### Goal:
Count the lines in the listing below that contain the string "enter", with case taken into account, and give only the number.

### Material supplied:
------------------------------------

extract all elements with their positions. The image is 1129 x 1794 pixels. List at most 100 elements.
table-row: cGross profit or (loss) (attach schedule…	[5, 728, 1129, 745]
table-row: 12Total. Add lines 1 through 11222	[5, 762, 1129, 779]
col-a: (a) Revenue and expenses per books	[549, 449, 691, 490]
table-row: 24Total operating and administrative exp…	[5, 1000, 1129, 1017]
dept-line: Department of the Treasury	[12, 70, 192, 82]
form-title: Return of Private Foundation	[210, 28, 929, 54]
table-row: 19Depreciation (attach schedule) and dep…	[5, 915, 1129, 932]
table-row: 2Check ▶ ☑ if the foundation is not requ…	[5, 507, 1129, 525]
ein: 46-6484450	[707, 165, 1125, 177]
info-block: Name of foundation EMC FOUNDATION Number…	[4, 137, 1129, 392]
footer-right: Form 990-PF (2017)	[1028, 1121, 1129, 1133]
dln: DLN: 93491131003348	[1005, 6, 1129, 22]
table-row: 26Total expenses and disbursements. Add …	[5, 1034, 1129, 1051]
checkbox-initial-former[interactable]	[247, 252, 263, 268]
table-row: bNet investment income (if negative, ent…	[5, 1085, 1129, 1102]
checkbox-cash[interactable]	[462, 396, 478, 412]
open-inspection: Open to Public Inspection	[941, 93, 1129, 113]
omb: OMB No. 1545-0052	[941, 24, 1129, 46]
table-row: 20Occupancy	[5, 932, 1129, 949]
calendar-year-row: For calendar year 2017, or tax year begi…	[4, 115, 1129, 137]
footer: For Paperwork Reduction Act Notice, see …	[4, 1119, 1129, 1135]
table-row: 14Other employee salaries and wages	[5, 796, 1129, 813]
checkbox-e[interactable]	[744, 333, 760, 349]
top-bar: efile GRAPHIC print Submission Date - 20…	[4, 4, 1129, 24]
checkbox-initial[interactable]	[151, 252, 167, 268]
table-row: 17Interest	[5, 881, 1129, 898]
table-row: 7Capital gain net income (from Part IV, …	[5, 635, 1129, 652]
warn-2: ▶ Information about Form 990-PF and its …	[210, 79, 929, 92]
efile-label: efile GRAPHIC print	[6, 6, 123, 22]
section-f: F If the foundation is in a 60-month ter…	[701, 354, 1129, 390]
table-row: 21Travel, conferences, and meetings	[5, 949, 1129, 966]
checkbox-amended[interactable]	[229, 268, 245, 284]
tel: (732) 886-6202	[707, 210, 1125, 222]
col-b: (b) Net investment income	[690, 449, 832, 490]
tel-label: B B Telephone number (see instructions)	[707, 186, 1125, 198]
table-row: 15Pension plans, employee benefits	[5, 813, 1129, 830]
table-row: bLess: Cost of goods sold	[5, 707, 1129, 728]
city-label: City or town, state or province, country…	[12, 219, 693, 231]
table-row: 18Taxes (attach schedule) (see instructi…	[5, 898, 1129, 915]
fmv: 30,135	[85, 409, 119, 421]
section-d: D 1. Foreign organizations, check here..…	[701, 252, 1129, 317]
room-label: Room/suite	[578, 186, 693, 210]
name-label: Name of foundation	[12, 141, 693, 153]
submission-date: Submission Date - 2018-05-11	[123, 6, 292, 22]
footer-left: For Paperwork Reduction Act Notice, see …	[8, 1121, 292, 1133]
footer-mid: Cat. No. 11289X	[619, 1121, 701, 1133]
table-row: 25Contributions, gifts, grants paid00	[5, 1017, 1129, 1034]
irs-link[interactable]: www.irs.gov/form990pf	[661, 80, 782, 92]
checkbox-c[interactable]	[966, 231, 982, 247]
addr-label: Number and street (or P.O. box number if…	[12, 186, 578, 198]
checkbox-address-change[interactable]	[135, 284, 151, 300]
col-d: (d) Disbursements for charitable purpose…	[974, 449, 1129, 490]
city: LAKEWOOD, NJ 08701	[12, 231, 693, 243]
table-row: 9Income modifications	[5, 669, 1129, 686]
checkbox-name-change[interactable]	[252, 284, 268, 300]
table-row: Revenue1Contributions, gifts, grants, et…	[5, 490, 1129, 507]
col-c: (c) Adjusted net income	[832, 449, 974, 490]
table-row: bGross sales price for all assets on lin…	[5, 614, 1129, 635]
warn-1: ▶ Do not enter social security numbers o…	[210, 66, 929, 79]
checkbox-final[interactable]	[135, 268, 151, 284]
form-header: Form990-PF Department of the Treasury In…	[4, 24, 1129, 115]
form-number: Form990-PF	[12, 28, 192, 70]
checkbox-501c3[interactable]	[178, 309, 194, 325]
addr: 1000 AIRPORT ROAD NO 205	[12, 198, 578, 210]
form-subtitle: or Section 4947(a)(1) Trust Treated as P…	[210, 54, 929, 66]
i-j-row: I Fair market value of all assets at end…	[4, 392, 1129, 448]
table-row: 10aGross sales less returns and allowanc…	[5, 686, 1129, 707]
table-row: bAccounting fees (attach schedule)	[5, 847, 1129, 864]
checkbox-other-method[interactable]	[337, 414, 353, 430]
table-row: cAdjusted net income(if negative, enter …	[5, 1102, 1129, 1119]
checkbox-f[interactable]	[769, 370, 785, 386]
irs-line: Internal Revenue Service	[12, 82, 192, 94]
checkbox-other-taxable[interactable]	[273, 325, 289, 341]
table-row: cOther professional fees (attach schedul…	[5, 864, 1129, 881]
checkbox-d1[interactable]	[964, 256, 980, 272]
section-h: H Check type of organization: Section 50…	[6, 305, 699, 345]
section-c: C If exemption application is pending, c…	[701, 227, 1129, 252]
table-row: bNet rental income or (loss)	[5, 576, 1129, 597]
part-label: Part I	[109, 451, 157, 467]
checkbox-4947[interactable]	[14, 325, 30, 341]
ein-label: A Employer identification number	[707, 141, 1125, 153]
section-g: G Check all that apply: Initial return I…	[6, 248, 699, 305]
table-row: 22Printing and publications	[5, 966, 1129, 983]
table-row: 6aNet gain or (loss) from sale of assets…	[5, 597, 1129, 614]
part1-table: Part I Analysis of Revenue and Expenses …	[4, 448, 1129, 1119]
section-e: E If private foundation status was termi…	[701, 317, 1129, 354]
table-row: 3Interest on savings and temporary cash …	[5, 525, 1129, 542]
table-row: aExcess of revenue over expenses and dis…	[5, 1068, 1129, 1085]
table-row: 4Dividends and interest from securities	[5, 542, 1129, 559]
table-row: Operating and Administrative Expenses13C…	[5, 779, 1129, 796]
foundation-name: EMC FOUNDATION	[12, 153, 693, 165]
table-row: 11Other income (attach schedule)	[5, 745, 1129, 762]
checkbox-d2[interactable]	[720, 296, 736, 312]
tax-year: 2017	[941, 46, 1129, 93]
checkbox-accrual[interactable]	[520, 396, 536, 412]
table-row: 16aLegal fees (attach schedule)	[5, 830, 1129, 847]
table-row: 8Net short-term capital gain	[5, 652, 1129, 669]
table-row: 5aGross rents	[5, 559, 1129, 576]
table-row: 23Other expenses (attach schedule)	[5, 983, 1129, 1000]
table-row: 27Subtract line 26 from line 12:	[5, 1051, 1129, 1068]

------------------------------------

### Response below:
2